▸ Job:
Scan the material for the word "JSON", and copy each line where it shows up.

▸ Data to process:
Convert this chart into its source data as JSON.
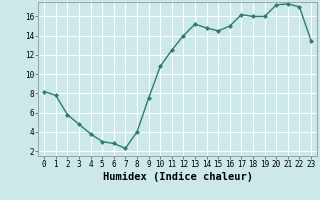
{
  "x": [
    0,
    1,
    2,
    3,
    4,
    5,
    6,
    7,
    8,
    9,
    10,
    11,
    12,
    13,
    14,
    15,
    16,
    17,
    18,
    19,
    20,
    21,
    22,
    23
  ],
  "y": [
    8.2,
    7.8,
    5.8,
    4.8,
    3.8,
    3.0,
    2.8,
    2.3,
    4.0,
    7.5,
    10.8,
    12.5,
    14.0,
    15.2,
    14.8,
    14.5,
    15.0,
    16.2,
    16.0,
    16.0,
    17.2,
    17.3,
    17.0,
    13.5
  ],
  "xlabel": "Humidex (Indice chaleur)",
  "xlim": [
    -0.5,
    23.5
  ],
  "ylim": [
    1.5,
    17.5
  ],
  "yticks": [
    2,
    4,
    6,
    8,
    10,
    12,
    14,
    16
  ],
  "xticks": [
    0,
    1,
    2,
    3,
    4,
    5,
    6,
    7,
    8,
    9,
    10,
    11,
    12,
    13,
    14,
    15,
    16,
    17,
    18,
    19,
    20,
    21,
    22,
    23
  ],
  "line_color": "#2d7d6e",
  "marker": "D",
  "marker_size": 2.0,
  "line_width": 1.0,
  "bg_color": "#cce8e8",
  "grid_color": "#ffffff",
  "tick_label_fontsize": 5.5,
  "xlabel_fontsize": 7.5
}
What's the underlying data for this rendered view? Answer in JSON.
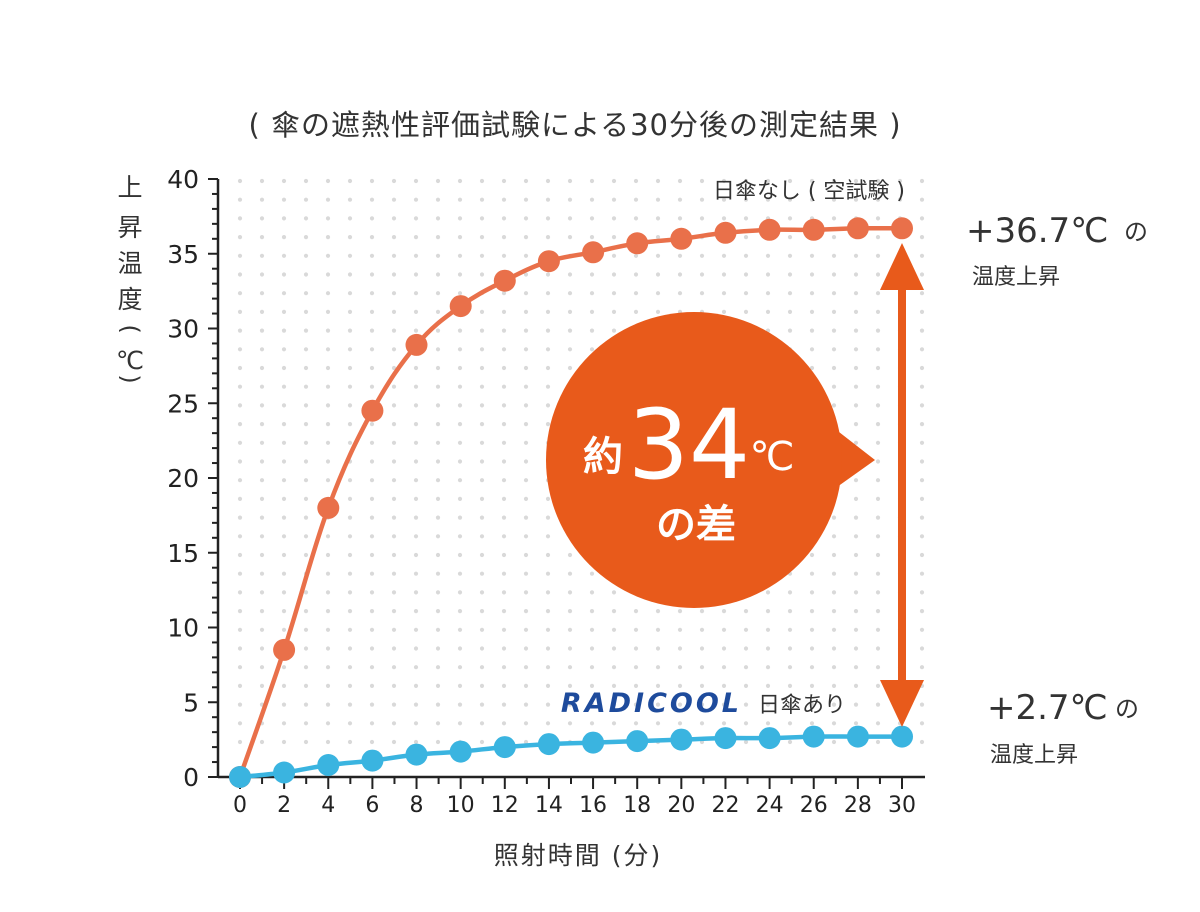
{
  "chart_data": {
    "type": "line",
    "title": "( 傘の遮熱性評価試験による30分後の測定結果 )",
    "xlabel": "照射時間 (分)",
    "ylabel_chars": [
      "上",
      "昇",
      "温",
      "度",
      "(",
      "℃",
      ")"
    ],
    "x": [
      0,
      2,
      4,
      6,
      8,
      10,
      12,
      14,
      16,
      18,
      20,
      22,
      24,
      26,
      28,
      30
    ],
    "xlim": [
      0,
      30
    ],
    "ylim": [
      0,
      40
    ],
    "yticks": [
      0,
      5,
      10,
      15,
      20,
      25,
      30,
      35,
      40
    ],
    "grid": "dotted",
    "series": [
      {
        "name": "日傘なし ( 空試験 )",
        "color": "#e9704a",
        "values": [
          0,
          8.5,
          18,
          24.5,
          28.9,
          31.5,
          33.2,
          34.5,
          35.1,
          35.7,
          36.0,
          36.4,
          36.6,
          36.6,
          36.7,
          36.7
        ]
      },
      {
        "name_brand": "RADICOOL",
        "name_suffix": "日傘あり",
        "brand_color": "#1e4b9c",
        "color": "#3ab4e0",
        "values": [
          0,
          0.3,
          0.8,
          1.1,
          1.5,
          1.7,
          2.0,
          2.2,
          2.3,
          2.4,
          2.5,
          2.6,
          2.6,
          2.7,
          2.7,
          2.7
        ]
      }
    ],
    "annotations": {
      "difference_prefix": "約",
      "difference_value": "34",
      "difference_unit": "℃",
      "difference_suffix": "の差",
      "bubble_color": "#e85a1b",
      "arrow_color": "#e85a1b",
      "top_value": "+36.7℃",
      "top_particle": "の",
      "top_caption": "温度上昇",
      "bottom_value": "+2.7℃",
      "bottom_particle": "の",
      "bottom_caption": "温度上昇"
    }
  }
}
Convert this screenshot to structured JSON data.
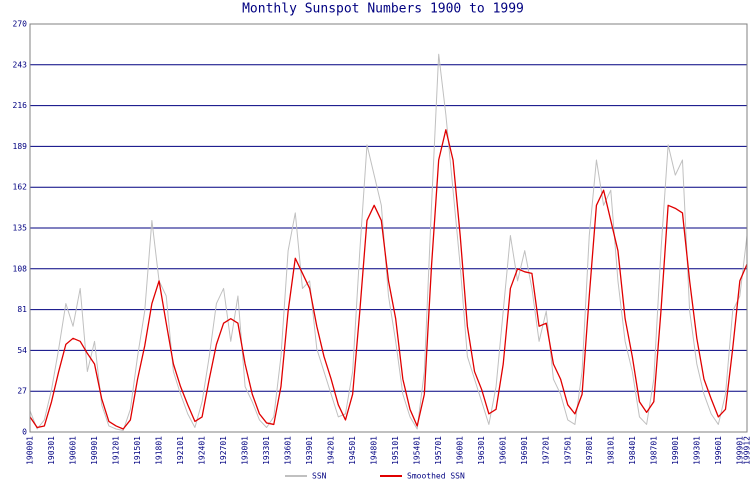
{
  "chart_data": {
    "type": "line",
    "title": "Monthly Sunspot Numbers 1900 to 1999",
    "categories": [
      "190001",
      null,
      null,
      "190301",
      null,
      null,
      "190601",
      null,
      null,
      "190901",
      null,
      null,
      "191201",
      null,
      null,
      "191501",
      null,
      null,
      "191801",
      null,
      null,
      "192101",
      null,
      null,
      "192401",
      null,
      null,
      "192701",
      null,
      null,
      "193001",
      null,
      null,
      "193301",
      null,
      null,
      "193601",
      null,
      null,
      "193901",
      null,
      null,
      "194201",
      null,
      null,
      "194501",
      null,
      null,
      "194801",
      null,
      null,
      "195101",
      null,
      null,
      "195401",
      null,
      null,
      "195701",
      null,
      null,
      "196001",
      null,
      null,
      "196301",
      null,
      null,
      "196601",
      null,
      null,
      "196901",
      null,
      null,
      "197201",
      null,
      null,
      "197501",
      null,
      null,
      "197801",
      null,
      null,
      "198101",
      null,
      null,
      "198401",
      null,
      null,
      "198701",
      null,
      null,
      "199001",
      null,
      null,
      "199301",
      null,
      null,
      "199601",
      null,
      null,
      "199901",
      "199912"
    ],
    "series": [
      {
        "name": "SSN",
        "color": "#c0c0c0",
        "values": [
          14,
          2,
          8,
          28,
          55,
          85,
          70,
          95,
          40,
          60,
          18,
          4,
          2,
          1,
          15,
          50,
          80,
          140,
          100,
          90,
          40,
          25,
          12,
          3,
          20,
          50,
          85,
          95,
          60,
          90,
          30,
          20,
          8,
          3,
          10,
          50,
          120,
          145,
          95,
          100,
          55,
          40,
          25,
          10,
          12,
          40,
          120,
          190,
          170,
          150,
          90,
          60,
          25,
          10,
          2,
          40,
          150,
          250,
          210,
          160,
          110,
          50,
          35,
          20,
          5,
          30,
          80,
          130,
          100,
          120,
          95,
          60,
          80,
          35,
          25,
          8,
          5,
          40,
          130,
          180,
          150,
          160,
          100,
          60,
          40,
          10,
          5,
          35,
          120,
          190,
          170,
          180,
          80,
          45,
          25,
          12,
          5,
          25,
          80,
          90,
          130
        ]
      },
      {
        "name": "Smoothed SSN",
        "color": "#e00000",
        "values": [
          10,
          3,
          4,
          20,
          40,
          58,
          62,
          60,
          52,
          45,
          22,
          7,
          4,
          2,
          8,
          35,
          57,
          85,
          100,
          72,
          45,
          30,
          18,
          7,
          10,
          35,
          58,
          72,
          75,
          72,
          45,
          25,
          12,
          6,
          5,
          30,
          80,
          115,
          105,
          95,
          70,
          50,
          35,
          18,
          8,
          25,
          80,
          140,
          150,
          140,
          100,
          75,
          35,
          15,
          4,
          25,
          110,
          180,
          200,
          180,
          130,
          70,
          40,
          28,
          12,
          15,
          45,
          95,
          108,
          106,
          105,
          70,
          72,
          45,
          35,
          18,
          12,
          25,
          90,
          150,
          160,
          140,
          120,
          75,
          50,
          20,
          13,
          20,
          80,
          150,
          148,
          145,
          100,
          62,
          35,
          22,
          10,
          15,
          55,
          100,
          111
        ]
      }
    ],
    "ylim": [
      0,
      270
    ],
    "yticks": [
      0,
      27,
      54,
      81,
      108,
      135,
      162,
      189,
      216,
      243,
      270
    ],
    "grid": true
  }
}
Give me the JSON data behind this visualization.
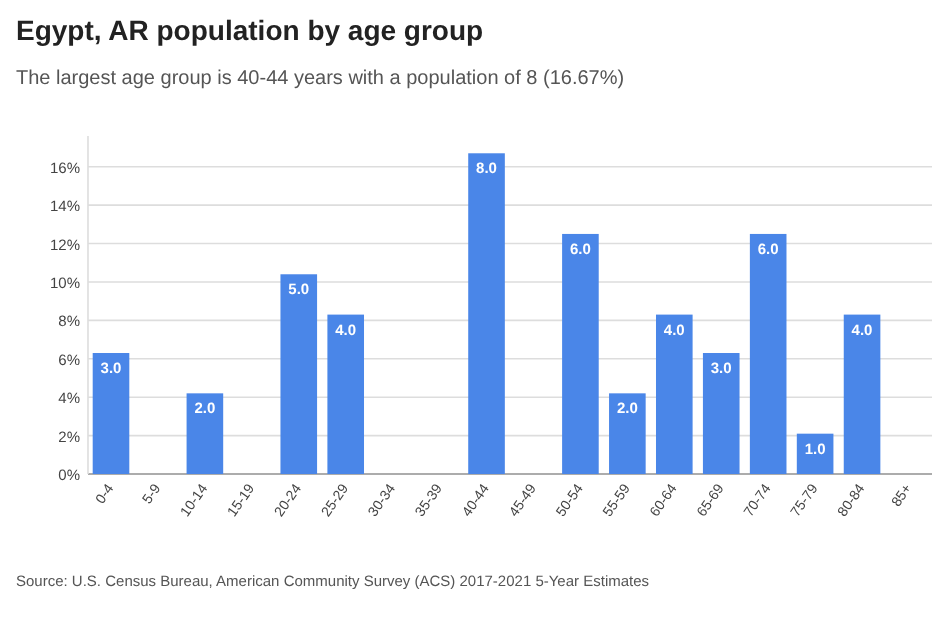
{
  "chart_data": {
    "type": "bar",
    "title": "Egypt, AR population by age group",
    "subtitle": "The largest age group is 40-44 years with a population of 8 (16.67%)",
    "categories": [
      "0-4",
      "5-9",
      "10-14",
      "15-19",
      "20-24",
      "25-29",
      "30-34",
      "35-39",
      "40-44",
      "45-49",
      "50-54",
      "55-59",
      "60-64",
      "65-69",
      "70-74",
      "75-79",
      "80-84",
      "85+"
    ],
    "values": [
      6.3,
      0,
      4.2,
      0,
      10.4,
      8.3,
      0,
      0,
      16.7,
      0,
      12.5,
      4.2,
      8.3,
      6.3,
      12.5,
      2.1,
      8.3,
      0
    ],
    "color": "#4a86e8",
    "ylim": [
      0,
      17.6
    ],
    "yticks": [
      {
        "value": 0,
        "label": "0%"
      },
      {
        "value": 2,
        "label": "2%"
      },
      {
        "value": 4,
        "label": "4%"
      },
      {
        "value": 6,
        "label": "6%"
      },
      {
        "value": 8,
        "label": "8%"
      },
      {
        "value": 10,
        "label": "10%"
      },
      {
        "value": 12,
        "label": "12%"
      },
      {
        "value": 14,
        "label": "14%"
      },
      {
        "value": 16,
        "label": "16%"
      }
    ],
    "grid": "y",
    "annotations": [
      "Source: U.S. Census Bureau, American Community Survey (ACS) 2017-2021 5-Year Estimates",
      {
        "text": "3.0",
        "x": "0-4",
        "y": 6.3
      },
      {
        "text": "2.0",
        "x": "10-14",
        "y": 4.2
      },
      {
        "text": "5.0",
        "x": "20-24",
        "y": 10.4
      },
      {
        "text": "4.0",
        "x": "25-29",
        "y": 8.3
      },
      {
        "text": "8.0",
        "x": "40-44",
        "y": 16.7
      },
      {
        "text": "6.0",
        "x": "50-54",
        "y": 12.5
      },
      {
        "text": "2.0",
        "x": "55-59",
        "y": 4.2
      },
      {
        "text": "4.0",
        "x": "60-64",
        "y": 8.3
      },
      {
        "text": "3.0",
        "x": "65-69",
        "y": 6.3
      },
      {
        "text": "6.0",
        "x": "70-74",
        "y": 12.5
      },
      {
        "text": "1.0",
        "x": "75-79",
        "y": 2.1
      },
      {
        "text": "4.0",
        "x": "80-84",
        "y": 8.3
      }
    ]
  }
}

▸ Final result:
Convert this chart into its source data as JSON.
What's the underlying data for this rendered view? Answer in JSON.
Convert this screenshot to structured JSON data.
Give me the JSON data behind this visualization.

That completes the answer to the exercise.